[Lines of data]
####

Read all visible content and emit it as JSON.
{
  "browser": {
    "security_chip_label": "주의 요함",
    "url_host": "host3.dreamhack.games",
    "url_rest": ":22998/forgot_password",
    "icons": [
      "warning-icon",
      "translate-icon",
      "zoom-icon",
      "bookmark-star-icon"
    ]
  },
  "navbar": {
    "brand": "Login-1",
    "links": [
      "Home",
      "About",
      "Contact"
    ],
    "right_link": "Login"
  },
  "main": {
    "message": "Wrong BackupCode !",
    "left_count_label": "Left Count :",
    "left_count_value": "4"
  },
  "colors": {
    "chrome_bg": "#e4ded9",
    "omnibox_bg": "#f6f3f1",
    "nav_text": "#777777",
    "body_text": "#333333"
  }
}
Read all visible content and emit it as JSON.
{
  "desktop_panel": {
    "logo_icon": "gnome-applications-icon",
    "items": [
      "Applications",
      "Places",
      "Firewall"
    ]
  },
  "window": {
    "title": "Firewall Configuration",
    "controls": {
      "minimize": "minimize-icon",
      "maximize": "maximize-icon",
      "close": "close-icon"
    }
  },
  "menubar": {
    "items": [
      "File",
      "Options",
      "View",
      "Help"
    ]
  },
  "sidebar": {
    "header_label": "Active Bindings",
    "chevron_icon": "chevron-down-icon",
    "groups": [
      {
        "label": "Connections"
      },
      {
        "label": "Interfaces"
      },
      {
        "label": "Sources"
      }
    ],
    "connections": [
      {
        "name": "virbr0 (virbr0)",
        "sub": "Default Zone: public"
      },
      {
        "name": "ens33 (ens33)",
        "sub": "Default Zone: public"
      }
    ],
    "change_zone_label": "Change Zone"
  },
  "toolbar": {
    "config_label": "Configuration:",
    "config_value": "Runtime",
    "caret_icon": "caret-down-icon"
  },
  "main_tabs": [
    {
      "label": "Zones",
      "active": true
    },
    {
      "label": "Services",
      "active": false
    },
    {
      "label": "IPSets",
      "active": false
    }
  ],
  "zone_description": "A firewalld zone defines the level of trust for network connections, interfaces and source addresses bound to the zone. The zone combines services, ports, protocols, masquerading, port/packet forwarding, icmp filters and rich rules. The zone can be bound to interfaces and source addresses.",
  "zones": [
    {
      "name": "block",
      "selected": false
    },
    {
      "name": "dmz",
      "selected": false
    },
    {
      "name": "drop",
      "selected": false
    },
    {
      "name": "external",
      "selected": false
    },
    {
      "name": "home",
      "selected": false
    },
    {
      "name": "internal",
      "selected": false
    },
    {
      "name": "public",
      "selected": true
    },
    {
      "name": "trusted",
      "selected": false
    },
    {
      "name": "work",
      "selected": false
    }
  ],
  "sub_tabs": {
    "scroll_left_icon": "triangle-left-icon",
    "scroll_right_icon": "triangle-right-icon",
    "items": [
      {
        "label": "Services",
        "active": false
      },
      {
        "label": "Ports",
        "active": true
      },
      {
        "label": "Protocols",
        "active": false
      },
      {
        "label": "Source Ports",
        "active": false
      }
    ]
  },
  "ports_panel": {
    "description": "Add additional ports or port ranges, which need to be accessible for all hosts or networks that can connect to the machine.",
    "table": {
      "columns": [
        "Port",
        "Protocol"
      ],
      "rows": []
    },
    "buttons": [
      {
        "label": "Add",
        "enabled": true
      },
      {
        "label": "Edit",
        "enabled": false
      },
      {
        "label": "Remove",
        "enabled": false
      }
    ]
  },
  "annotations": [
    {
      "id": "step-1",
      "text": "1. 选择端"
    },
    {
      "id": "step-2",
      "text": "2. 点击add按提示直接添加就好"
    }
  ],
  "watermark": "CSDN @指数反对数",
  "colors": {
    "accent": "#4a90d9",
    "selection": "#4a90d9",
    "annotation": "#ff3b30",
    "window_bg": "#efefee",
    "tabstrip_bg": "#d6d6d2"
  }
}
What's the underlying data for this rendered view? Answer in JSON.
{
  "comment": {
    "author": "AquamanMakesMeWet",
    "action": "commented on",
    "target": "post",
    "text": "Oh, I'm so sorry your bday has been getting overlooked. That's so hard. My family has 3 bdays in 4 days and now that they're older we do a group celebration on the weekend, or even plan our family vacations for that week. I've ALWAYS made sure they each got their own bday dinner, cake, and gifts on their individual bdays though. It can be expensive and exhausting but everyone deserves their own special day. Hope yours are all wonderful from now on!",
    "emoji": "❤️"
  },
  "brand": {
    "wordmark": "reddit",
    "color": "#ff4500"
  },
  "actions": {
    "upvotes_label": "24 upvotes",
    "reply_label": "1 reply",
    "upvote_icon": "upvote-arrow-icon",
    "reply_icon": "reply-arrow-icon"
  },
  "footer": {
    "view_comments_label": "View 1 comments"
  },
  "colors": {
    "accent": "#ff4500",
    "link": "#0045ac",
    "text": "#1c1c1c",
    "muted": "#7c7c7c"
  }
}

####

● Task description
Transcribe the material above word for word.

● Solution for this exercise
Read all visible content and emit it as JSON.
{
  "browser": {
    "security_chip_label": "주의 요함",
    "url_host": "host3.dreamhack.games",
    "url_rest": ":22998/forgot_password",
    "icons": [
      "warning-icon",
      "translate-icon",
      "zoom-icon",
      "bookmark-star-icon"
    ]
  },
  "navbar": {
    "brand": "Login-1",
    "links": [
      "Home",
      "About",
      "Contact"
    ],
    "right_link": "Login"
  },
  "main": {
    "message": "Wrong BackupCode !",
    "left_count_label": "Left Count :",
    "left_count_value": "4"
  },
  "colors": {
    "chrome_bg": "#e4ded9",
    "omnibox_bg": "#f6f3f1",
    "nav_text": "#777777",
    "body_text": "#333333"
  }
}
Read all visible content and emit it as JSON.
{
  "desktop_panel": {
    "logo_icon": "gnome-applications-icon",
    "items": [
      "Applications",
      "Places",
      "Firewall"
    ]
  },
  "window": {
    "title": "Firewall Configuration",
    "controls": {
      "minimize": "minimize-icon",
      "maximize": "maximize-icon",
      "close": "close-icon"
    }
  },
  "menubar": {
    "items": [
      "File",
      "Options",
      "View",
      "Help"
    ]
  },
  "sidebar": {
    "header_label": "Active Bindings",
    "chevron_icon": "chevron-down-icon",
    "groups": [
      {
        "label": "Connections"
      },
      {
        "label": "Interfaces"
      },
      {
        "label": "Sources"
      }
    ],
    "connections": [
      {
        "name": "virbr0 (virbr0)",
        "sub": "Default Zone: public"
      },
      {
        "name": "ens33 (ens33)",
        "sub": "Default Zone: public"
      }
    ],
    "change_zone_label": "Change Zone"
  },
  "toolbar": {
    "config_label": "Configuration:",
    "config_value": "Runtime",
    "caret_icon": "caret-down-icon"
  },
  "main_tabs": [
    {
      "label": "Zones",
      "active": true
    },
    {
      "label": "Services",
      "active": false
    },
    {
      "label": "IPSets",
      "active": false
    }
  ],
  "zone_description": "A firewalld zone defines the level of trust for network connections, interfaces and source addresses bound to the zone. The zone combines services, ports, protocols, masquerading, port/packet forwarding, icmp filters and rich rules. The zone can be bound to interfaces and source addresses.",
  "zones": [
    {
      "name": "block",
      "selected": false
    },
    {
      "name": "dmz",
      "selected": false
    },
    {
      "name": "drop",
      "selected": false
    },
    {
      "name": "external",
      "selected": false
    },
    {
      "name": "home",
      "selected": false
    },
    {
      "name": "internal",
      "selected": false
    },
    {
      "name": "public",
      "selected": true
    },
    {
      "name": "trusted",
      "selected": false
    },
    {
      "name": "work",
      "selected": false
    }
  ],
  "sub_tabs": {
    "scroll_left_icon": "triangle-left-icon",
    "scroll_right_icon": "triangle-right-icon",
    "items": [
      {
        "label": "Services",
        "active": false
      },
      {
        "label": "Ports",
        "active": true
      },
      {
        "label": "Protocols",
        "active": false
      },
      {
        "label": "Source Ports",
        "active": false
      }
    ]
  },
  "ports_panel": {
    "description": "Add additional ports or port ranges, which need to be accessible for all hosts or networks that can connect to the machine.",
    "table": {
      "columns": [
        "Port",
        "Protocol"
      ],
      "rows": []
    },
    "buttons": [
      {
        "label": "Add",
        "enabled": true
      },
      {
        "label": "Edit",
        "enabled": false
      },
      {
        "label": "Remove",
        "enabled": false
      }
    ]
  },
  "annotations": [
    {
      "id": "step-1",
      "text": "1. 选择端"
    },
    {
      "id": "step-2",
      "text": "2. 点击add按提示直接添加就好"
    }
  ],
  "watermark": "CSDN @指数反对数",
  "colors": {
    "accent": "#4a90d9",
    "selection": "#4a90d9",
    "annotation": "#ff3b30",
    "window_bg": "#efefee",
    "tabstrip_bg": "#d6d6d2"
  }
}
What's the underlying data for this rendered view? Answer in JSON.
{
  "comment": {
    "author": "AquamanMakesMeWet",
    "action": "commented on",
    "target": "post",
    "text": "Oh, I'm so sorry your bday has been getting overlooked. That's so hard. My family has 3 bdays in 4 days and now that they're older we do a group celebration on the weekend, or even plan our family vacations for that week. I've ALWAYS made sure they each got their own bday dinner, cake, and gifts on their individual bdays though. It can be expensive and exhausting but everyone deserves their own special day. Hope yours are all wonderful from now on!",
    "emoji": "❤️"
  },
  "brand": {
    "wordmark": "reddit",
    "color": "#ff4500"
  },
  "actions": {
    "upvotes_label": "24 upvotes",
    "reply_label": "1 reply",
    "upvote_icon": "upvote-arrow-icon",
    "reply_icon": "reply-arrow-icon"
  },
  "footer": {
    "view_comments_label": "View 1 comments"
  },
  "colors": {
    "accent": "#ff4500",
    "link": "#0045ac",
    "text": "#1c1c1c",
    "muted": "#7c7c7c"
  }
}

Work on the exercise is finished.